**Set task:** Copy these items verbatim, leaving out the pictures.

**Provided data:**
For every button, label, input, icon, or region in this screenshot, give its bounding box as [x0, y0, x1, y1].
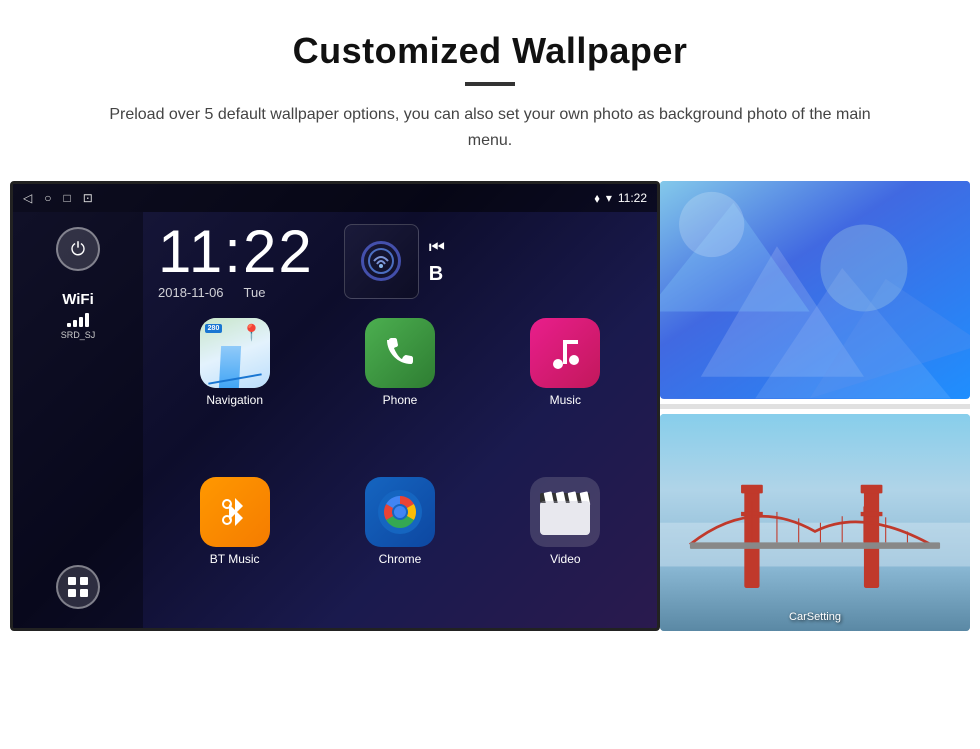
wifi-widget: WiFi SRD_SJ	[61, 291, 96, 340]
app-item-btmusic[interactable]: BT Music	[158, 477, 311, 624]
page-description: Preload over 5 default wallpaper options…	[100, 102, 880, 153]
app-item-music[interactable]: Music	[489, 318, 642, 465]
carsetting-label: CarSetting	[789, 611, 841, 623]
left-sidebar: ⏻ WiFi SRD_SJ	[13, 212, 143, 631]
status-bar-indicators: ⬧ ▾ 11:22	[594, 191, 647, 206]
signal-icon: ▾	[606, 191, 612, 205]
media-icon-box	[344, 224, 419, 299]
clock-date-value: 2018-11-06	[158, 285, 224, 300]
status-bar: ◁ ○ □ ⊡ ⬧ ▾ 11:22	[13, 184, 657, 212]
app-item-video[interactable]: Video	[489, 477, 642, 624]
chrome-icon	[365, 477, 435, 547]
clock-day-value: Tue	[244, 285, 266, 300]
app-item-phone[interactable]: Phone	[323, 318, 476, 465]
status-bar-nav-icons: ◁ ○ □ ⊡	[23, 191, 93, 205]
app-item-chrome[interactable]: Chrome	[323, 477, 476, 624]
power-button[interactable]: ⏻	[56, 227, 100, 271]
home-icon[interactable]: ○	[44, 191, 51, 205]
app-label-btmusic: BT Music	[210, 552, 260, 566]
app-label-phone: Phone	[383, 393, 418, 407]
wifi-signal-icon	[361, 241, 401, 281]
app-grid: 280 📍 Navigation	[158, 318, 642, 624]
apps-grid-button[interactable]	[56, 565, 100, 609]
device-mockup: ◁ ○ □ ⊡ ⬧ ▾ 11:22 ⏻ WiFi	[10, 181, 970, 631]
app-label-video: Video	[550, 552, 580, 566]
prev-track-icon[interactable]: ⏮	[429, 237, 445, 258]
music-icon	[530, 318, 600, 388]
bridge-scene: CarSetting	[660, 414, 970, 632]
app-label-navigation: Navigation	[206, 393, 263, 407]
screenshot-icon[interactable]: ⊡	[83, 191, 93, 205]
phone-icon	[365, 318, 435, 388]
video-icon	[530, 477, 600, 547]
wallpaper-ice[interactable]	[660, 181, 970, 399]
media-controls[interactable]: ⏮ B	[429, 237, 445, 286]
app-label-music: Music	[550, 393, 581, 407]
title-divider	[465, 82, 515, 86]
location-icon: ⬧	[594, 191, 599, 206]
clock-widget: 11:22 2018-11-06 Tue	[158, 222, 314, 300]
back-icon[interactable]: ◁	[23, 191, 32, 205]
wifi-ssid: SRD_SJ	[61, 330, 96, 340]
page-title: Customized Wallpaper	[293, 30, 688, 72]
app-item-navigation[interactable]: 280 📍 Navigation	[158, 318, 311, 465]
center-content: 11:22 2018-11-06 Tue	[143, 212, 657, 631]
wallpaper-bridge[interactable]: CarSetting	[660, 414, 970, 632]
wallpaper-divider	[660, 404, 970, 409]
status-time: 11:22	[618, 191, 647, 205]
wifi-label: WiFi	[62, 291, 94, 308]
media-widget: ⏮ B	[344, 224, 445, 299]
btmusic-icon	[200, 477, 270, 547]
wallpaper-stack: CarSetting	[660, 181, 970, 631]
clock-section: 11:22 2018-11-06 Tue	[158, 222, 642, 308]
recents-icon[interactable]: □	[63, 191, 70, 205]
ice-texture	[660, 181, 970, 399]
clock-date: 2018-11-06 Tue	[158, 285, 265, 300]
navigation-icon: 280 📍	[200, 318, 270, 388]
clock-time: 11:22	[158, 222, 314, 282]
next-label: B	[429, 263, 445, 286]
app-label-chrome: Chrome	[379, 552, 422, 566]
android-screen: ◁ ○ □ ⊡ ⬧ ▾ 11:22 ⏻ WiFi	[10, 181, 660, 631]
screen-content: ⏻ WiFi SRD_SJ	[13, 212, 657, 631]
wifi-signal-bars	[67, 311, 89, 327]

**Result of the task:**
For every button, label, input, icon, or region in this screenshot, give its bounding box as [x0, y0, x1, y1].
wifi-widget: WiFi SRD_SJ	[61, 291, 96, 340]
app-item-btmusic[interactable]: BT Music	[158, 477, 311, 624]
page-description: Preload over 5 default wallpaper options…	[100, 102, 880, 153]
app-item-music[interactable]: Music	[489, 318, 642, 465]
carsetting-label: CarSetting	[789, 611, 841, 623]
left-sidebar: ⏻ WiFi SRD_SJ	[13, 212, 143, 631]
status-bar-indicators: ⬧ ▾ 11:22	[594, 191, 647, 206]
signal-icon: ▾	[606, 191, 612, 205]
media-icon-box	[344, 224, 419, 299]
clock-date-value: 2018-11-06	[158, 285, 224, 300]
status-bar: ◁ ○ □ ⊡ ⬧ ▾ 11:22	[13, 184, 657, 212]
app-item-video[interactable]: Video	[489, 477, 642, 624]
chrome-icon	[365, 477, 435, 547]
clock-day-value: Tue	[244, 285, 266, 300]
app-item-phone[interactable]: Phone	[323, 318, 476, 465]
status-bar-nav-icons: ◁ ○ □ ⊡	[23, 191, 93, 205]
app-item-chrome[interactable]: Chrome	[323, 477, 476, 624]
power-button[interactable]: ⏻	[56, 227, 100, 271]
home-icon[interactable]: ○	[44, 191, 51, 205]
app-label-btmusic: BT Music	[210, 552, 260, 566]
app-label-phone: Phone	[383, 393, 418, 407]
wifi-signal-icon	[361, 241, 401, 281]
app-grid: 280 📍 Navigation	[158, 318, 642, 624]
apps-grid-button[interactable]	[56, 565, 100, 609]
device-mockup: ◁ ○ □ ⊡ ⬧ ▾ 11:22 ⏻ WiFi	[10, 181, 970, 631]
app-label-video: Video	[550, 552, 580, 566]
prev-track-icon[interactable]: ⏮	[429, 237, 445, 258]
music-icon	[530, 318, 600, 388]
bridge-scene: CarSetting	[660, 414, 970, 632]
app-label-navigation: Navigation	[206, 393, 263, 407]
screenshot-icon[interactable]: ⊡	[83, 191, 93, 205]
phone-icon	[365, 318, 435, 388]
video-icon	[530, 477, 600, 547]
wallpaper-ice[interactable]	[660, 181, 970, 399]
media-controls[interactable]: ⏮ B	[429, 237, 445, 286]
app-label-music: Music	[550, 393, 581, 407]
title-divider	[465, 82, 515, 86]
location-icon: ⬧	[594, 191, 599, 206]
clock-widget: 11:22 2018-11-06 Tue	[158, 222, 314, 300]
back-icon[interactable]: ◁	[23, 191, 32, 205]
wifi-ssid: SRD_SJ	[61, 330, 96, 340]
page-title: Customized Wallpaper	[293, 30, 688, 72]
app-item-navigation[interactable]: 280 📍 Navigation	[158, 318, 311, 465]
center-content: 11:22 2018-11-06 Tue	[143, 212, 657, 631]
wallpaper-bridge[interactable]: CarSetting	[660, 414, 970, 632]
wallpaper-divider	[660, 404, 970, 409]
status-time: 11:22	[618, 191, 647, 205]
wifi-label: WiFi	[62, 291, 94, 308]
media-widget: ⏮ B	[344, 224, 445, 299]
btmusic-icon	[200, 477, 270, 547]
wallpaper-stack: CarSetting	[660, 181, 970, 631]
clock-section: 11:22 2018-11-06 Tue	[158, 222, 642, 308]
recents-icon[interactable]: □	[63, 191, 70, 205]
ice-texture	[660, 181, 970, 399]
clock-date: 2018-11-06 Tue	[158, 285, 265, 300]
navigation-icon: 280 📍	[200, 318, 270, 388]
clock-time: 11:22	[158, 222, 314, 282]
next-label: B	[429, 263, 445, 286]
app-label-chrome: Chrome	[379, 552, 422, 566]
android-screen: ◁ ○ □ ⊡ ⬧ ▾ 11:22 ⏻ WiFi	[10, 181, 660, 631]
screen-content: ⏻ WiFi SRD_SJ	[13, 212, 657, 631]
wifi-signal-bars	[67, 311, 89, 327]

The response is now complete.